What is asked - Quote, verbatim, all material below, without pictures.

Given records -
──────────────────────────────

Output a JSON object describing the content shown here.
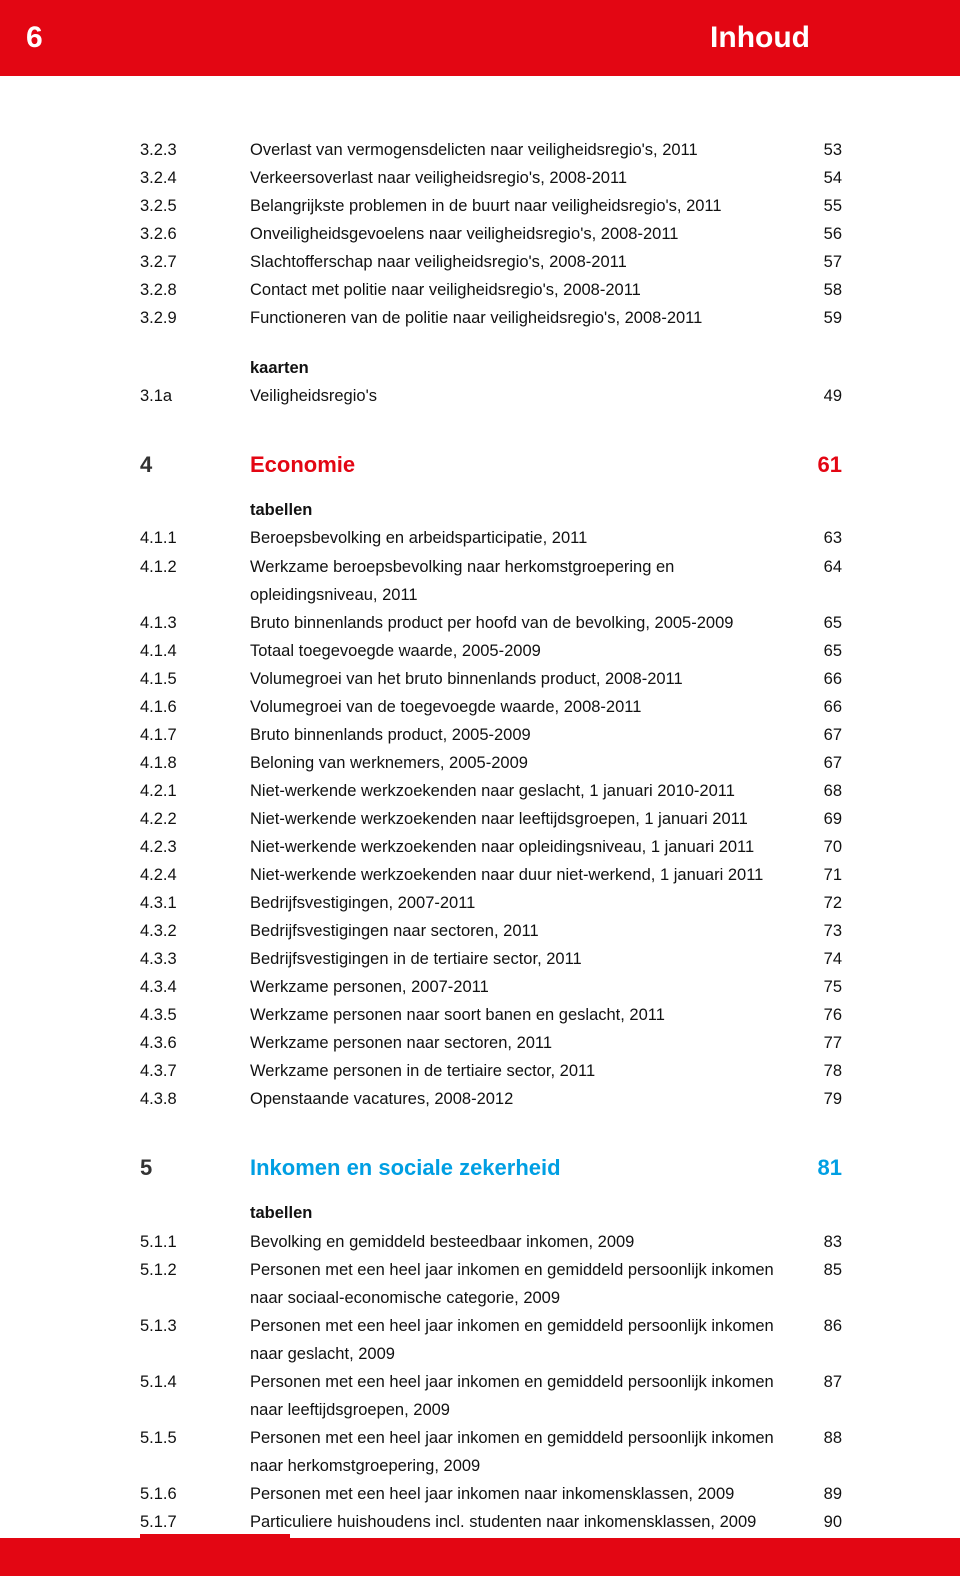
{
  "header": {
    "page_number": "6",
    "title": "Inhoud"
  },
  "colors": {
    "brand_red": "#e30613",
    "section4": "#e30613",
    "section5": "#009fe3",
    "text": "#111111",
    "background": "#ffffff"
  },
  "typography": {
    "body_fontsize_pt": 12,
    "heading_fontsize_pt": 16,
    "header_fontsize_pt": 22,
    "font_family": "Arial"
  },
  "block1": {
    "entries": [
      {
        "num": "3.2.3",
        "desc": "Overlast van vermogensdelicten naar veiligheidsregio's, 2011",
        "pg": "53"
      },
      {
        "num": "3.2.4",
        "desc": "Verkeersoverlast naar veiligheidsregio's, 2008-2011",
        "pg": "54"
      },
      {
        "num": "3.2.5",
        "desc": "Belangrijkste problemen in de buurt naar veiligheidsregio's, 2011",
        "pg": "55"
      },
      {
        "num": "3.2.6",
        "desc": "Onveiligheidsgevoelens naar veiligheidsregio's, 2008-2011",
        "pg": "56"
      },
      {
        "num": "3.2.7",
        "desc": "Slachtofferschap naar veiligheidsregio's, 2008-2011",
        "pg": "57"
      },
      {
        "num": "3.2.8",
        "desc": "Contact met politie naar veiligheidsregio's, 2008-2011",
        "pg": "58"
      },
      {
        "num": "3.2.9",
        "desc": "Functioneren van de politie naar veiligheidsregio's, 2008-2011",
        "pg": "59"
      }
    ],
    "sub_label": "kaarten",
    "sub_entries": [
      {
        "num": "3.1a",
        "desc": "Veiligheidsregio's",
        "pg": "49"
      }
    ]
  },
  "section4": {
    "num": "4",
    "title": "Economie",
    "pg": "61",
    "sub_label": "tabellen",
    "entries": [
      {
        "num": "4.1.1",
        "desc": "Beroepsbevolking en arbeidsparticipatie, 2011",
        "pg": "63"
      },
      {
        "num": "4.1.2",
        "desc": "Werkzame beroepsbevolking naar herkomstgroepering en opleidingsniveau, 2011",
        "pg": "64"
      },
      {
        "num": "4.1.3",
        "desc": "Bruto binnenlands product per hoofd van de bevolking, 2005-2009",
        "pg": "65"
      },
      {
        "num": "4.1.4",
        "desc": "Totaal toegevoegde waarde, 2005-2009",
        "pg": "65"
      },
      {
        "num": "4.1.5",
        "desc": "Volumegroei van het bruto binnenlands product, 2008-2011",
        "pg": "66"
      },
      {
        "num": "4.1.6",
        "desc": "Volumegroei van de toegevoegde waarde, 2008-2011",
        "pg": "66"
      },
      {
        "num": "4.1.7",
        "desc": "Bruto binnenlands product, 2005-2009",
        "pg": "67"
      },
      {
        "num": "4.1.8",
        "desc": "Beloning van werknemers, 2005-2009",
        "pg": "67"
      },
      {
        "num": "4.2.1",
        "desc": "Niet-werkende werkzoekenden naar geslacht, 1 januari 2010-2011",
        "pg": "68"
      },
      {
        "num": "4.2.2",
        "desc": "Niet-werkende werkzoekenden naar leeftijdsgroepen, 1 januari 2011",
        "pg": "69"
      },
      {
        "num": "4.2.3",
        "desc": "Niet-werkende werkzoekenden naar opleidingsniveau, 1 januari 2011",
        "pg": "70"
      },
      {
        "num": "4.2.4",
        "desc": "Niet-werkende werkzoekenden naar duur niet-werkend, 1 januari 2011",
        "pg": "71"
      },
      {
        "num": "4.3.1",
        "desc": "Bedrijfsvestigingen, 2007-2011",
        "pg": "72"
      },
      {
        "num": "4.3.2",
        "desc": "Bedrijfsvestigingen naar sectoren, 2011",
        "pg": "73"
      },
      {
        "num": "4.3.3",
        "desc": "Bedrijfsvestigingen in de tertiaire sector, 2011",
        "pg": "74"
      },
      {
        "num": "4.3.4",
        "desc": "Werkzame personen, 2007-2011",
        "pg": "75"
      },
      {
        "num": "4.3.5",
        "desc": "Werkzame personen naar soort banen en geslacht, 2011",
        "pg": "76"
      },
      {
        "num": "4.3.6",
        "desc": "Werkzame personen naar sectoren, 2011",
        "pg": "77"
      },
      {
        "num": "4.3.7",
        "desc": "Werkzame personen in de tertiaire sector, 2011",
        "pg": "78"
      },
      {
        "num": "4.3.8",
        "desc": "Openstaande vacatures, 2008-2012",
        "pg": "79"
      }
    ]
  },
  "section5": {
    "num": "5",
    "title": "Inkomen en sociale zekerheid",
    "pg": "81",
    "sub_label": "tabellen",
    "entries": [
      {
        "num": "5.1.1",
        "desc": "Bevolking en gemiddeld besteedbaar inkomen, 2009",
        "pg": "83"
      },
      {
        "num": "5.1.2",
        "desc": "Personen met een heel jaar inkomen en gemiddeld persoonlijk inkomen naar sociaal-economische categorie, 2009",
        "pg": "85"
      },
      {
        "num": "5.1.3",
        "desc": "Personen met een heel jaar inkomen en gemiddeld persoonlijk inkomen naar geslacht, 2009",
        "pg": "86"
      },
      {
        "num": "5.1.4",
        "desc": "Personen met een heel jaar inkomen en gemiddeld persoonlijk inkomen naar leeftijdsgroepen, 2009",
        "pg": "87"
      },
      {
        "num": "5.1.5",
        "desc": "Personen met een heel jaar inkomen en gemiddeld persoonlijk inkomen naar herkomstgroepering, 2009",
        "pg": "88"
      },
      {
        "num": "5.1.6",
        "desc": "Personen met een heel jaar inkomen naar inkomensklassen, 2009",
        "pg": "89"
      },
      {
        "num": "5.1.7",
        "desc": "Particuliere huishoudens incl. studenten naar inkomensklassen, 2009",
        "pg": "90"
      }
    ]
  }
}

──────────────────────────────

Exercise result -
Output a JSON object describing the content shown here.
{
  "header": {
    "page_number": "6",
    "title": "Inhoud"
  },
  "colors": {
    "brand_red": "#e30613",
    "section4": "#e30613",
    "section5": "#009fe3",
    "text": "#111111",
    "background": "#ffffff"
  },
  "typography": {
    "body_fontsize_pt": 12,
    "heading_fontsize_pt": 16,
    "header_fontsize_pt": 22,
    "font_family": "Arial"
  },
  "block1": {
    "entries": [
      {
        "num": "3.2.3",
        "desc": "Overlast van vermogensdelicten naar veiligheidsregio's, 2011",
        "pg": "53"
      },
      {
        "num": "3.2.4",
        "desc": "Verkeersoverlast naar veiligheidsregio's, 2008-2011",
        "pg": "54"
      },
      {
        "num": "3.2.5",
        "desc": "Belangrijkste problemen in de buurt naar veiligheidsregio's, 2011",
        "pg": "55"
      },
      {
        "num": "3.2.6",
        "desc": "Onveiligheidsgevoelens naar veiligheidsregio's, 2008-2011",
        "pg": "56"
      },
      {
        "num": "3.2.7",
        "desc": "Slachtofferschap naar veiligheidsregio's, 2008-2011",
        "pg": "57"
      },
      {
        "num": "3.2.8",
        "desc": "Contact met politie naar veiligheidsregio's, 2008-2011",
        "pg": "58"
      },
      {
        "num": "3.2.9",
        "desc": "Functioneren van de politie naar veiligheidsregio's, 2008-2011",
        "pg": "59"
      }
    ],
    "sub_label": "kaarten",
    "sub_entries": [
      {
        "num": "3.1a",
        "desc": "Veiligheidsregio's",
        "pg": "49"
      }
    ]
  },
  "section4": {
    "num": "4",
    "title": "Economie",
    "pg": "61",
    "sub_label": "tabellen",
    "entries": [
      {
        "num": "4.1.1",
        "desc": "Beroepsbevolking en arbeidsparticipatie, 2011",
        "pg": "63"
      },
      {
        "num": "4.1.2",
        "desc": "Werkzame beroepsbevolking naar herkomstgroepering en opleidingsniveau, 2011",
        "pg": "64"
      },
      {
        "num": "4.1.3",
        "desc": "Bruto binnenlands product per hoofd van de bevolking, 2005-2009",
        "pg": "65"
      },
      {
        "num": "4.1.4",
        "desc": "Totaal toegevoegde waarde, 2005-2009",
        "pg": "65"
      },
      {
        "num": "4.1.5",
        "desc": "Volumegroei van het bruto binnenlands product, 2008-2011",
        "pg": "66"
      },
      {
        "num": "4.1.6",
        "desc": "Volumegroei van de toegevoegde waarde, 2008-2011",
        "pg": "66"
      },
      {
        "num": "4.1.7",
        "desc": "Bruto binnenlands product, 2005-2009",
        "pg": "67"
      },
      {
        "num": "4.1.8",
        "desc": "Beloning van werknemers, 2005-2009",
        "pg": "67"
      },
      {
        "num": "4.2.1",
        "desc": "Niet-werkende werkzoekenden naar geslacht, 1 januari 2010-2011",
        "pg": "68"
      },
      {
        "num": "4.2.2",
        "desc": "Niet-werkende werkzoekenden naar leeftijdsgroepen, 1 januari 2011",
        "pg": "69"
      },
      {
        "num": "4.2.3",
        "desc": "Niet-werkende werkzoekenden naar opleidingsniveau, 1 januari 2011",
        "pg": "70"
      },
      {
        "num": "4.2.4",
        "desc": "Niet-werkende werkzoekenden naar duur niet-werkend, 1 januari 2011",
        "pg": "71"
      },
      {
        "num": "4.3.1",
        "desc": "Bedrijfsvestigingen, 2007-2011",
        "pg": "72"
      },
      {
        "num": "4.3.2",
        "desc": "Bedrijfsvestigingen naar sectoren, 2011",
        "pg": "73"
      },
      {
        "num": "4.3.3",
        "desc": "Bedrijfsvestigingen in de tertiaire sector, 2011",
        "pg": "74"
      },
      {
        "num": "4.3.4",
        "desc": "Werkzame personen, 2007-2011",
        "pg": "75"
      },
      {
        "num": "4.3.5",
        "desc": "Werkzame personen naar soort banen en geslacht, 2011",
        "pg": "76"
      },
      {
        "num": "4.3.6",
        "desc": "Werkzame personen naar sectoren, 2011",
        "pg": "77"
      },
      {
        "num": "4.3.7",
        "desc": "Werkzame personen in de tertiaire sector, 2011",
        "pg": "78"
      },
      {
        "num": "4.3.8",
        "desc": "Openstaande vacatures, 2008-2012",
        "pg": "79"
      }
    ]
  },
  "section5": {
    "num": "5",
    "title": "Inkomen en sociale zekerheid",
    "pg": "81",
    "sub_label": "tabellen",
    "entries": [
      {
        "num": "5.1.1",
        "desc": "Bevolking en gemiddeld besteedbaar inkomen, 2009",
        "pg": "83"
      },
      {
        "num": "5.1.2",
        "desc": "Personen met een heel jaar inkomen en gemiddeld persoonlijk inkomen naar sociaal-economische categorie, 2009",
        "pg": "85"
      },
      {
        "num": "5.1.3",
        "desc": "Personen met een heel jaar inkomen en gemiddeld persoonlijk inkomen naar geslacht, 2009",
        "pg": "86"
      },
      {
        "num": "5.1.4",
        "desc": "Personen met een heel jaar inkomen en gemiddeld persoonlijk inkomen naar leeftijdsgroepen, 2009",
        "pg": "87"
      },
      {
        "num": "5.1.5",
        "desc": "Personen met een heel jaar inkomen en gemiddeld persoonlijk inkomen naar herkomstgroepering, 2009",
        "pg": "88"
      },
      {
        "num": "5.1.6",
        "desc": "Personen met een heel jaar inkomen naar inkomensklassen, 2009",
        "pg": "89"
      },
      {
        "num": "5.1.7",
        "desc": "Particuliere huishoudens incl. studenten naar inkomensklassen, 2009",
        "pg": "90"
      }
    ]
  }
}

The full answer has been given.